* **SHORT EXERCISE**
Write the records below out in full, character for character, with no pictures.

● ● ● ● ●

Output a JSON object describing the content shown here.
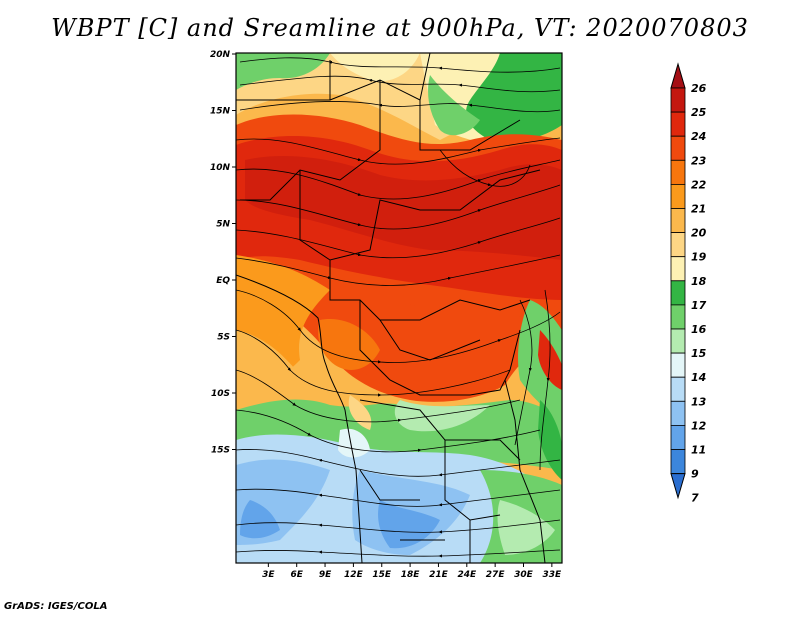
{
  "title": "WBPT [C] and Sreamline at 900hPa, VT: 2020070803",
  "credit": "GrADS: IGES/COLA",
  "map": {
    "lat_ticks": [
      {
        "value": 20,
        "label": "20N"
      },
      {
        "value": 15,
        "label": "15N"
      },
      {
        "value": 10,
        "label": "10N"
      },
      {
        "value": 5,
        "label": "5N"
      },
      {
        "value": 0,
        "label": "EQ"
      },
      {
        "value": -5,
        "label": "5S"
      },
      {
        "value": -10,
        "label": "10S"
      },
      {
        "value": -15,
        "label": "15S"
      }
    ],
    "lon_ticks": [
      {
        "value": 3,
        "label": "3E"
      },
      {
        "value": 6,
        "label": "6E"
      },
      {
        "value": 9,
        "label": "9E"
      },
      {
        "value": 12,
        "label": "12E"
      },
      {
        "value": 15,
        "label": "15E"
      },
      {
        "value": 18,
        "label": "18E"
      },
      {
        "value": 21,
        "label": "21E"
      },
      {
        "value": 24,
        "label": "24E"
      },
      {
        "value": 27,
        "label": "27E"
      },
      {
        "value": 30,
        "label": "30E"
      },
      {
        "value": 33,
        "label": "33E"
      }
    ]
  },
  "colorbar": {
    "levels": [
      {
        "label": "26",
        "color": "#a50f15"
      },
      {
        "label": "25",
        "color": "#c4170f"
      },
      {
        "label": "24",
        "color": "#e0280d"
      },
      {
        "label": "23",
        "color": "#f04a0e"
      },
      {
        "label": "22",
        "color": "#f7760e"
      },
      {
        "label": "21",
        "color": "#fb9a1c"
      },
      {
        "label": "20",
        "color": "#fbb84c"
      },
      {
        "label": "19",
        "color": "#fdd685"
      },
      {
        "label": "18",
        "color": "#fdf1b4"
      },
      {
        "label": "17",
        "color": "#33b544"
      },
      {
        "label": "16",
        "color": "#6fd06a"
      },
      {
        "label": "15",
        "color": "#b4ebb0"
      },
      {
        "label": "14",
        "color": "#e4f6f8"
      },
      {
        "label": "13",
        "color": "#b8dcf6"
      },
      {
        "label": "12",
        "color": "#8ec2f2"
      },
      {
        "label": "11",
        "color": "#62a4ea"
      },
      {
        "label": "9",
        "color": "#3c86dc"
      },
      {
        "label": "7",
        "color": "#2a6ed0"
      }
    ]
  }
}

● ● ● ● ●

* **FINISHED EXERCISE**
Output a JSON object describing the content shown here.
{
  "title": "WBPT [C] and Sreamline at 900hPa, VT: 2020070803",
  "credit": "GrADS: IGES/COLA",
  "map": {
    "lat_ticks": [
      {
        "value": 20,
        "label": "20N"
      },
      {
        "value": 15,
        "label": "15N"
      },
      {
        "value": 10,
        "label": "10N"
      },
      {
        "value": 5,
        "label": "5N"
      },
      {
        "value": 0,
        "label": "EQ"
      },
      {
        "value": -5,
        "label": "5S"
      },
      {
        "value": -10,
        "label": "10S"
      },
      {
        "value": -15,
        "label": "15S"
      }
    ],
    "lon_ticks": [
      {
        "value": 3,
        "label": "3E"
      },
      {
        "value": 6,
        "label": "6E"
      },
      {
        "value": 9,
        "label": "9E"
      },
      {
        "value": 12,
        "label": "12E"
      },
      {
        "value": 15,
        "label": "15E"
      },
      {
        "value": 18,
        "label": "18E"
      },
      {
        "value": 21,
        "label": "21E"
      },
      {
        "value": 24,
        "label": "24E"
      },
      {
        "value": 27,
        "label": "27E"
      },
      {
        "value": 30,
        "label": "30E"
      },
      {
        "value": 33,
        "label": "33E"
      }
    ]
  },
  "colorbar": {
    "levels": [
      {
        "label": "26",
        "color": "#a50f15"
      },
      {
        "label": "25",
        "color": "#c4170f"
      },
      {
        "label": "24",
        "color": "#e0280d"
      },
      {
        "label": "23",
        "color": "#f04a0e"
      },
      {
        "label": "22",
        "color": "#f7760e"
      },
      {
        "label": "21",
        "color": "#fb9a1c"
      },
      {
        "label": "20",
        "color": "#fbb84c"
      },
      {
        "label": "19",
        "color": "#fdd685"
      },
      {
        "label": "18",
        "color": "#fdf1b4"
      },
      {
        "label": "17",
        "color": "#33b544"
      },
      {
        "label": "16",
        "color": "#6fd06a"
      },
      {
        "label": "15",
        "color": "#b4ebb0"
      },
      {
        "label": "14",
        "color": "#e4f6f8"
      },
      {
        "label": "13",
        "color": "#b8dcf6"
      },
      {
        "label": "12",
        "color": "#8ec2f2"
      },
      {
        "label": "11",
        "color": "#62a4ea"
      },
      {
        "label": "9",
        "color": "#3c86dc"
      },
      {
        "label": "7",
        "color": "#2a6ed0"
      }
    ]
  }
}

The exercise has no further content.